▸ **Task instructions**
Using the data below, copy every line that contains the word "ffffff".

▸ **Records from a collection of figures**
------------------------------
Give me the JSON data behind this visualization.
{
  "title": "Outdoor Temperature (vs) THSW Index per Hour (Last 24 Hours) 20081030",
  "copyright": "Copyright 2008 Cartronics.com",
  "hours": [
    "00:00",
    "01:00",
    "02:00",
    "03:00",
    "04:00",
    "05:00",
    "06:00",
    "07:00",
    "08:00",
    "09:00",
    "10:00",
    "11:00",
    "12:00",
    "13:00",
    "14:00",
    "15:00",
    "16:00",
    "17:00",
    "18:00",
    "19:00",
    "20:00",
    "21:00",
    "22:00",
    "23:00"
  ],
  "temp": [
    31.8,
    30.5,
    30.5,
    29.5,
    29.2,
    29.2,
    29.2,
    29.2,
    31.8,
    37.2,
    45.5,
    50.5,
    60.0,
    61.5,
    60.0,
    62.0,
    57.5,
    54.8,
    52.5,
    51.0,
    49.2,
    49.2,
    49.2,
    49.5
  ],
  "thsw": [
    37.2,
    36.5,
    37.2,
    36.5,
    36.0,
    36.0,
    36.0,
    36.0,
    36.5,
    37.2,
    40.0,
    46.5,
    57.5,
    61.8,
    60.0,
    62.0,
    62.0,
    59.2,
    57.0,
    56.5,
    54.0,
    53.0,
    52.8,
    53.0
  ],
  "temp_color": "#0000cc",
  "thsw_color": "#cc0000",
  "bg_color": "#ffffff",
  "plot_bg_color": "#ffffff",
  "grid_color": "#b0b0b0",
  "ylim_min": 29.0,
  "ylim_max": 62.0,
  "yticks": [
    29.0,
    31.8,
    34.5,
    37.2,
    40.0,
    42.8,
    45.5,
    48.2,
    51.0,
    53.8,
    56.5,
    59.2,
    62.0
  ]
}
------------------------------
▸ **Worked solution**
  "bg_color": "#ffffff",
  "plot_bg_color": "#ffffff",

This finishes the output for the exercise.